- _Task objective_:
Extract these lines word for word, leaving out the pictures.

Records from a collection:

━━━━━━━━━━━━━━━━━━━━

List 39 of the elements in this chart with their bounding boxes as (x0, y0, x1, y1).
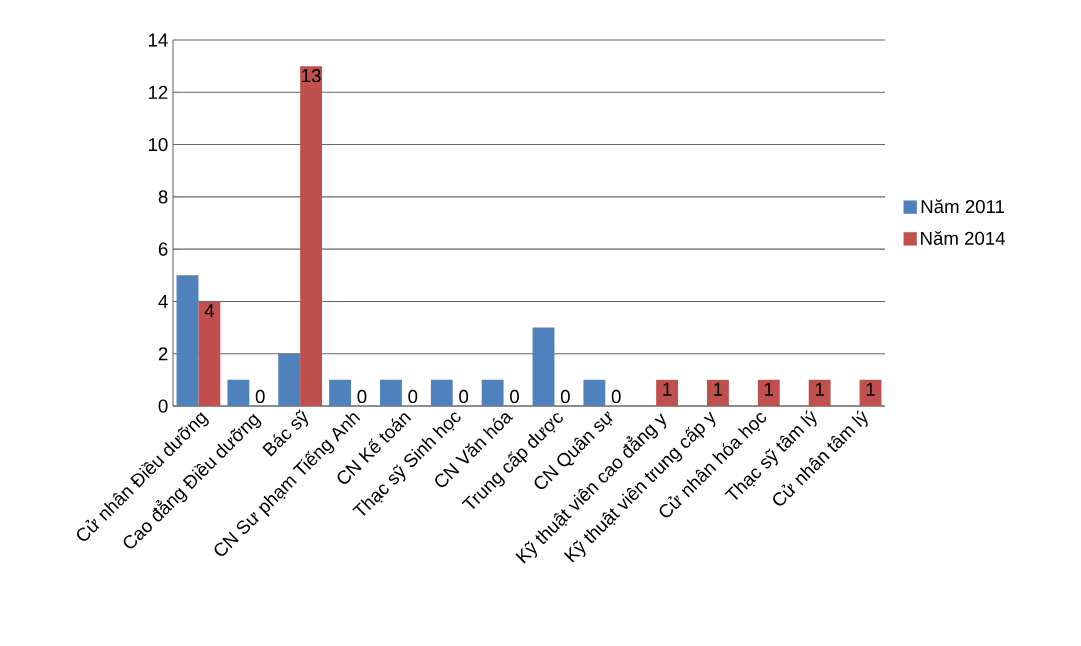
data-label: 0 (255, 389, 265, 404)
bar (707, 379, 729, 406)
data-label: 1 (765, 382, 774, 396)
data-label: 1 (663, 382, 672, 396)
bar (532, 327, 555, 406)
data-label: 0 (560, 389, 570, 404)
bar (329, 379, 351, 406)
y-tick-label: 4 (158, 295, 168, 308)
y-tick-label: 10 (148, 137, 168, 152)
legend-label: Năm 2014 (921, 231, 1006, 245)
data-label: 4 (204, 304, 214, 318)
bar (430, 379, 453, 406)
data-label: 1 (714, 382, 723, 396)
bar (278, 353, 301, 406)
data-label: 1 (815, 382, 824, 396)
bar (379, 379, 402, 406)
y-tick-label: 2 (158, 347, 168, 361)
data-label: 1 (866, 382, 875, 396)
bar (757, 379, 780, 406)
legend-label: Năm 2011 (921, 199, 1005, 214)
y-tick-label: 14 (148, 33, 168, 47)
bar (808, 379, 831, 406)
y-tick-label: 0 (158, 399, 168, 413)
bar (481, 379, 504, 406)
data-label: 0 (408, 389, 418, 404)
bar (176, 275, 199, 406)
bar (583, 379, 606, 406)
y-tick-label: 12 (148, 85, 168, 99)
y-tick-label: 8 (158, 190, 168, 204)
bar (227, 379, 250, 406)
data-label: 0 (357, 389, 367, 404)
data-label: 13 (302, 69, 321, 83)
bar (198, 301, 221, 406)
y-tick-label: 6 (158, 242, 168, 256)
bar (300, 66, 323, 406)
data-label: 0 (459, 389, 469, 404)
data-label: 0 (510, 389, 519, 404)
data-label: 0 (611, 389, 621, 404)
bar (656, 379, 679, 406)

━━━━━━━━━━━━━━━━━━━━

- _Reply_:
List 39 of the elements in this chart with their bounding boxes as (x0, y0, x1, y1).
data-label: 0 (255, 389, 265, 404)
bar (707, 379, 729, 406)
data-label: 1 (765, 382, 774, 396)
data-label: 1 (663, 382, 672, 396)
bar (532, 327, 555, 406)
data-label: 0 (560, 389, 570, 404)
bar (329, 379, 351, 406)
y-tick-label: 4 (158, 295, 168, 308)
y-tick-label: 10 (148, 137, 168, 152)
legend-label: Năm 2014 (921, 231, 1006, 245)
data-label: 4 (204, 304, 214, 318)
bar (430, 379, 453, 406)
data-label: 1 (714, 382, 723, 396)
bar (278, 353, 301, 406)
data-label: 1 (815, 382, 824, 396)
bar (379, 379, 402, 406)
y-tick-label: 2 (158, 347, 168, 361)
data-label: 1 (866, 382, 875, 396)
bar (757, 379, 780, 406)
legend-label: Năm 2011 (921, 199, 1005, 214)
y-tick-label: 14 (148, 33, 168, 47)
bar (808, 379, 831, 406)
y-tick-label: 0 (158, 399, 168, 413)
bar (481, 379, 504, 406)
data-label: 0 (408, 389, 418, 404)
bar (176, 275, 199, 406)
bar (583, 379, 606, 406)
y-tick-label: 12 (148, 85, 168, 99)
y-tick-label: 8 (158, 190, 168, 204)
bar (227, 379, 250, 406)
data-label: 0 (357, 389, 367, 404)
data-label: 13 (302, 69, 321, 83)
bar (198, 301, 221, 406)
y-tick-label: 6 (158, 242, 168, 256)
bar (300, 66, 323, 406)
data-label: 0 (459, 389, 469, 404)
data-label: 0 (510, 389, 519, 404)
data-label: 0 (611, 389, 621, 404)
bar (656, 379, 679, 406)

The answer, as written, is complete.